WHAT TO PRODUCE:
Retype the material that follows, keeping every word as it is.

PROVIDED RECORDS:
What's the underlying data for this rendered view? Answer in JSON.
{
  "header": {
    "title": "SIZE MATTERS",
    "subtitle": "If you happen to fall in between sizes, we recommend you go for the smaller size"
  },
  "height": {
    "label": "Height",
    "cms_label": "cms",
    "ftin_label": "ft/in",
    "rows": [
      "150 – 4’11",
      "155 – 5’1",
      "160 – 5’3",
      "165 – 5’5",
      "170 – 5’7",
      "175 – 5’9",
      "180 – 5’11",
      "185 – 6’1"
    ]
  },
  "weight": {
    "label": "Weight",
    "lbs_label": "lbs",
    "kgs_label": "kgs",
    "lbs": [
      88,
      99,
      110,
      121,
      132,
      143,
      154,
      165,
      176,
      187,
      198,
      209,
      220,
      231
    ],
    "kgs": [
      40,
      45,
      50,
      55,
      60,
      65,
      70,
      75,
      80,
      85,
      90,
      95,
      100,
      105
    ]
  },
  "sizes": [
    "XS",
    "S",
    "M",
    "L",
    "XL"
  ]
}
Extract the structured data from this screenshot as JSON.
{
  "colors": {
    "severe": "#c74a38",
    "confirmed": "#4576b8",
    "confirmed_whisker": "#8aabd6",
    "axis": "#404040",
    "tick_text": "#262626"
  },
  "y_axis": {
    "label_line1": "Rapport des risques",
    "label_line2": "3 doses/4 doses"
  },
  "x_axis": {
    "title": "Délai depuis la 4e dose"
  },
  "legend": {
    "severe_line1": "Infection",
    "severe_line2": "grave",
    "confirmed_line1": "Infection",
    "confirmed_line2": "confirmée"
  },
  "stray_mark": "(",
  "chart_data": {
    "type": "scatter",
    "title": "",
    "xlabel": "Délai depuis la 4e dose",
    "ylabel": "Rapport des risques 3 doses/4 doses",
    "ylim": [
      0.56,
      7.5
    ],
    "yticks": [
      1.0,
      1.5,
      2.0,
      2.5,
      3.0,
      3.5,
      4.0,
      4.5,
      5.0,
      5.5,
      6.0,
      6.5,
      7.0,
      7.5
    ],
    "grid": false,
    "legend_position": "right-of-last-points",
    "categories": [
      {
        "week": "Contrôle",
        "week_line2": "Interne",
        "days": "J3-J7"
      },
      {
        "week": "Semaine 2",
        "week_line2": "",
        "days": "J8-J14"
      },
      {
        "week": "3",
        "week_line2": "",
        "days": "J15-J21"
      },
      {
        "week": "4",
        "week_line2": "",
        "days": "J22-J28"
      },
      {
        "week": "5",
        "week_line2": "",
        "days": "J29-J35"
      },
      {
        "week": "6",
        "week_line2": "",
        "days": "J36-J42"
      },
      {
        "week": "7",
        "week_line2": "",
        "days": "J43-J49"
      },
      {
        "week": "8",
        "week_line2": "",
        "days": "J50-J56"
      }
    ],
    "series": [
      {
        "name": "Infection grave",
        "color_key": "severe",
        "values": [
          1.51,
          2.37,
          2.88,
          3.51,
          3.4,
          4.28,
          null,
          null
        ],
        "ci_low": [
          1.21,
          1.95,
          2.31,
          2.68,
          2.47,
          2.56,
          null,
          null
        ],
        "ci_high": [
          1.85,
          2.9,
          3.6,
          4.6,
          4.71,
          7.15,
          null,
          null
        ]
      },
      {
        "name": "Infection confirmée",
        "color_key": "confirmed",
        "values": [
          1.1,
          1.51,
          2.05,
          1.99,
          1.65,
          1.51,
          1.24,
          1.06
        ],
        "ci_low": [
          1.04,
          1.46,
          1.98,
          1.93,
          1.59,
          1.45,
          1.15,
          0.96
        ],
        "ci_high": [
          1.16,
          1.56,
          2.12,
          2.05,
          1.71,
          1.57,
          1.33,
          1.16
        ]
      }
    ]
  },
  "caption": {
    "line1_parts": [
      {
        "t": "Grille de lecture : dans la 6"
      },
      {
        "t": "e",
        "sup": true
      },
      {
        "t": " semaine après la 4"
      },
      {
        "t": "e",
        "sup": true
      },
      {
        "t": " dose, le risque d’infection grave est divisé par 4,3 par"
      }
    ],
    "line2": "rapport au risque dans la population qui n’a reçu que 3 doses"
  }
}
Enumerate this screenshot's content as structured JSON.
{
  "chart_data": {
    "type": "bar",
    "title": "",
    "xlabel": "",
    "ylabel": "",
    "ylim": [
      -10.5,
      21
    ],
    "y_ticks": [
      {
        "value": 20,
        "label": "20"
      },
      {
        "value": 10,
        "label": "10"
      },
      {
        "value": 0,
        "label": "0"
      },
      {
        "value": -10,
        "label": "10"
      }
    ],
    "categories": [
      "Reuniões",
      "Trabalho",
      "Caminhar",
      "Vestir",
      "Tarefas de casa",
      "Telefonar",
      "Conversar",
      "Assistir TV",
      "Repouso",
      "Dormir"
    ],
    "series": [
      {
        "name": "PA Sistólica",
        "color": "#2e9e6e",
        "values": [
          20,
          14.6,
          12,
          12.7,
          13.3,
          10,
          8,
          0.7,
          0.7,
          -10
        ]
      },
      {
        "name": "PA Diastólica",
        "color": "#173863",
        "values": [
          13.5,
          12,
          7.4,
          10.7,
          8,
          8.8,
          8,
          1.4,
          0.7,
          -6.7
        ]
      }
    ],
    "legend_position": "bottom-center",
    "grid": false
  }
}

CORRECT OUTPUT:
What's the underlying data for this rendered view? Answer in JSON.
{
  "header": {
    "title": "SIZE MATTERS",
    "subtitle": "If you happen to fall in between sizes, we recommend you go for the smaller size"
  },
  "height": {
    "label": "Height",
    "cms_label": "cms",
    "ftin_label": "ft/in",
    "rows": [
      "150 – 4’11",
      "155 – 5’1",
      "160 – 5’3",
      "165 – 5’5",
      "170 – 5’7",
      "175 – 5’9",
      "180 – 5’11",
      "185 – 6’1"
    ]
  },
  "weight": {
    "label": "Weight",
    "lbs_label": "lbs",
    "kgs_label": "kgs",
    "lbs": [
      88,
      99,
      110,
      121,
      132,
      143,
      154,
      165,
      176,
      187,
      198,
      209,
      220,
      231
    ],
    "kgs": [
      40,
      45,
      50,
      55,
      60,
      65,
      70,
      75,
      80,
      85,
      90,
      95,
      100,
      105
    ]
  },
  "sizes": [
    "XS",
    "S",
    "M",
    "L",
    "XL"
  ]
}
Extract the structured data from this screenshot as JSON.
{
  "colors": {
    "severe": "#c74a38",
    "confirmed": "#4576b8",
    "confirmed_whisker": "#8aabd6",
    "axis": "#404040",
    "tick_text": "#262626"
  },
  "y_axis": {
    "label_line1": "Rapport des risques",
    "label_line2": "3 doses/4 doses"
  },
  "x_axis": {
    "title": "Délai depuis la 4e dose"
  },
  "legend": {
    "severe_line1": "Infection",
    "severe_line2": "grave",
    "confirmed_line1": "Infection",
    "confirmed_line2": "confirmée"
  },
  "stray_mark": "(",
  "chart_data": {
    "type": "scatter",
    "title": "",
    "xlabel": "Délai depuis la 4e dose",
    "ylabel": "Rapport des risques 3 doses/4 doses",
    "ylim": [
      0.56,
      7.5
    ],
    "yticks": [
      1.0,
      1.5,
      2.0,
      2.5,
      3.0,
      3.5,
      4.0,
      4.5,
      5.0,
      5.5,
      6.0,
      6.5,
      7.0,
      7.5
    ],
    "grid": false,
    "legend_position": "right-of-last-points",
    "categories": [
      {
        "week": "Contrôle",
        "week_line2": "Interne",
        "days": "J3-J7"
      },
      {
        "week": "Semaine 2",
        "week_line2": "",
        "days": "J8-J14"
      },
      {
        "week": "3",
        "week_line2": "",
        "days": "J15-J21"
      },
      {
        "week": "4",
        "week_line2": "",
        "days": "J22-J28"
      },
      {
        "week": "5",
        "week_line2": "",
        "days": "J29-J35"
      },
      {
        "week": "6",
        "week_line2": "",
        "days": "J36-J42"
      },
      {
        "week": "7",
        "week_line2": "",
        "days": "J43-J49"
      },
      {
        "week": "8",
        "week_line2": "",
        "days": "J50-J56"
      }
    ],
    "series": [
      {
        "name": "Infection grave",
        "color_key": "severe",
        "values": [
          1.51,
          2.37,
          2.88,
          3.51,
          3.4,
          4.28,
          null,
          null
        ],
        "ci_low": [
          1.21,
          1.95,
          2.31,
          2.68,
          2.47,
          2.56,
          null,
          null
        ],
        "ci_high": [
          1.85,
          2.9,
          3.6,
          4.6,
          4.71,
          7.15,
          null,
          null
        ]
      },
      {
        "name": "Infection confirmée",
        "color_key": "confirmed",
        "values": [
          1.1,
          1.51,
          2.05,
          1.99,
          1.65,
          1.51,
          1.24,
          1.06
        ],
        "ci_low": [
          1.04,
          1.46,
          1.98,
          1.93,
          1.59,
          1.45,
          1.15,
          0.96
        ],
        "ci_high": [
          1.16,
          1.56,
          2.12,
          2.05,
          1.71,
          1.57,
          1.33,
          1.16
        ]
      }
    ]
  },
  "caption": {
    "line1_parts": [
      {
        "t": "Grille de lecture : dans la 6"
      },
      {
        "t": "e",
        "sup": true
      },
      {
        "t": " semaine après la 4"
      },
      {
        "t": "e",
        "sup": true
      },
      {
        "t": " dose, le risque d’infection grave est divisé par 4,3 par"
      }
    ],
    "line2": "rapport au risque dans la population qui n’a reçu que 3 doses"
  }
}
Enumerate this screenshot's content as structured JSON.
{
  "chart_data": {
    "type": "bar",
    "title": "",
    "xlabel": "",
    "ylabel": "",
    "ylim": [
      -10.5,
      21
    ],
    "y_ticks": [
      {
        "value": 20,
        "label": "20"
      },
      {
        "value": 10,
        "label": "10"
      },
      {
        "value": 0,
        "label": "0"
      },
      {
        "value": -10,
        "label": "10"
      }
    ],
    "categories": [
      "Reuniões",
      "Trabalho",
      "Caminhar",
      "Vestir",
      "Tarefas de casa",
      "Telefonar",
      "Conversar",
      "Assistir TV",
      "Repouso",
      "Dormir"
    ],
    "series": [
      {
        "name": "PA Sistólica",
        "color": "#2e9e6e",
        "values": [
          20,
          14.6,
          12,
          12.7,
          13.3,
          10,
          8,
          0.7,
          0.7,
          -10
        ]
      },
      {
        "name": "PA Diastólica",
        "color": "#173863",
        "values": [
          13.5,
          12,
          7.4,
          10.7,
          8,
          8.8,
          8,
          1.4,
          0.7,
          -6.7
        ]
      }
    ],
    "legend_position": "bottom-center",
    "grid": false
  }
}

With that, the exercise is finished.